(Stored records)
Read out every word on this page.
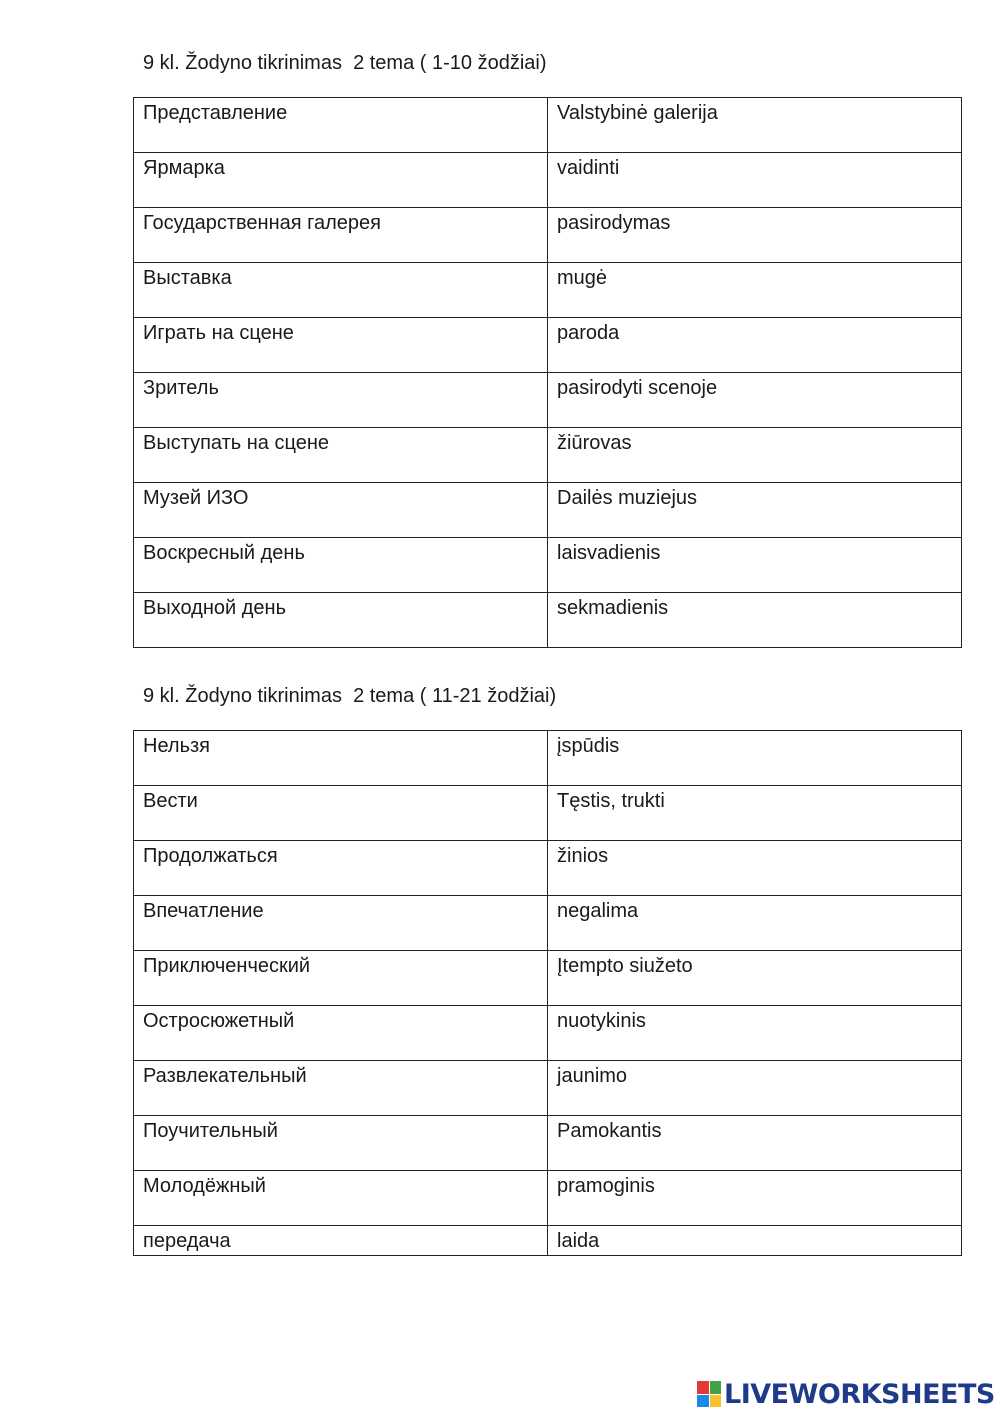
9 kl. Žodyno tikrinimas  2 tema ( 1-10 žodžiai)
Представление	Valstybinė galerija
Ярмарка	vaidinti
Государственная галерея	pasirodymas
Выставка	mugė
Играть на сцене	paroda
Зритель	pasirodyti scenoje
Выступать на сцене	žiūrovas
Музей ИЗО	Dailės muziejus
Воскресный день	laisvadienis
Выходной день	sekmadienis
9 kl. Žodyno tikrinimas  2 tema ( 11-21 žodžiai)
Нельзя	įspūdis
Вести	Tęstis, trukti
Продолжаться	žinios
Впечатление	negalima
Приключенческий	Įtempto siužeto
Остросюжетный	nuotykinis
Развлекательный	jaunimo
Поучительный	Pamokantis
Молодёжный	pramoginis
передача	laida
LIVEWORKSHEETS
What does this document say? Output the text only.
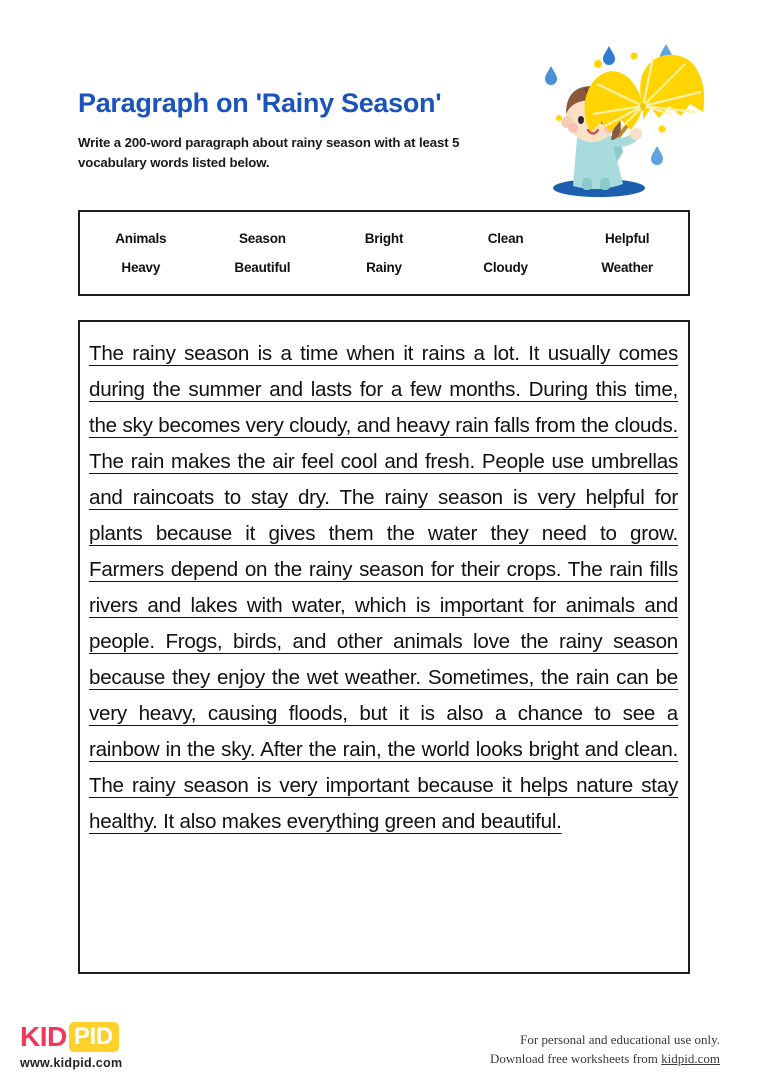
Paragraph on 'Rainy Season'
Write a 200-word paragraph about rainy season with at least 5 vocabulary words listed below.
Animals	Season	Bright	Clean	Helpful
Heavy	Beautiful	Rainy	Cloudy	Weather
The rainy season is a time when it rains a lot. It usually comes during the summer and lasts for a few months. During this time, the sky becomes very cloudy, and heavy rain falls from the clouds. The rain makes the air feel cool and fresh. People use umbrellas and raincoats to stay dry. The rainy season is very helpful for plants because it gives them the water they need to grow. Farmers depend on the rainy season for their crops. The rain fills rivers and lakes with water, which is important for animals and people. Frogs, birds, and other animals love the rainy season because they enjoy the wet weather. Sometimes, the rain can be very heavy, causing floods, but it is also a chance to see a rainbow in the sky. After the rain, the world looks bright and clean. The rainy season is very important because it helps nature stay healthy. It also makes everything green and beautiful.
KID PID
www.kidpid.com
For personal and educational use only.
Download free worksheets from kidpid.com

Written task = Keep the pictures out of your copy, and repeat every entry above exactly.

Solution below =
Read out every word on this page.
9 kl. Žodyno tikrinimas  2 tema ( 1-10 žodžiai)
Представление	Valstybinė galerija
Ярмарка	vaidinti
Государственная галерея	pasirodymas
Выставка	mugė
Играть на сцене	paroda
Зритель	pasirodyti scenoje
Выступать на сцене	žiūrovas
Музей ИЗО	Dailės muziejus
Воскресный день	laisvadienis
Выходной день	sekmadienis
9 kl. Žodyno tikrinimas  2 tema ( 11-21 žodžiai)
Нельзя	įspūdis
Вести	Tęstis, trukti
Продолжаться	žinios
Впечатление	negalima
Приключенческий	Įtempto siužeto
Остросюжетный	nuotykinis
Развлекательный	jaunimo
Поучительный	Pamokantis
Молодёжный	pramoginis
передача	laida
LIVEWORKSHEETS
What does this document say? Output the text only.
Paragraph on 'Rainy Season'
Write a 200-word paragraph about rainy season with at least 5 vocabulary words listed below.
Animals	Season	Bright	Clean	Helpful
Heavy	Beautiful	Rainy	Cloudy	Weather
The rainy season is a time when it rains a lot. It usually comes during the summer and lasts for a few months. During this time, the sky becomes very cloudy, and heavy rain falls from the clouds. The rain makes the air feel cool and fresh. People use umbrellas and raincoats to stay dry. The rainy season is very helpful for plants because it gives them the water they need to grow. Farmers depend on the rainy season for their crops. The rain fills rivers and lakes with water, which is important for animals and people. Frogs, birds, and other animals love the rainy season because they enjoy the wet weather. Sometimes, the rain can be very heavy, causing floods, but it is also a chance to see a rainbow in the sky. After the rain, the world looks bright and clean. The rainy season is very important because it helps nature stay healthy. It also makes everything green and beautiful.
KID PID
www.kidpid.com
For personal and educational use only.
Download free worksheets from kidpid.com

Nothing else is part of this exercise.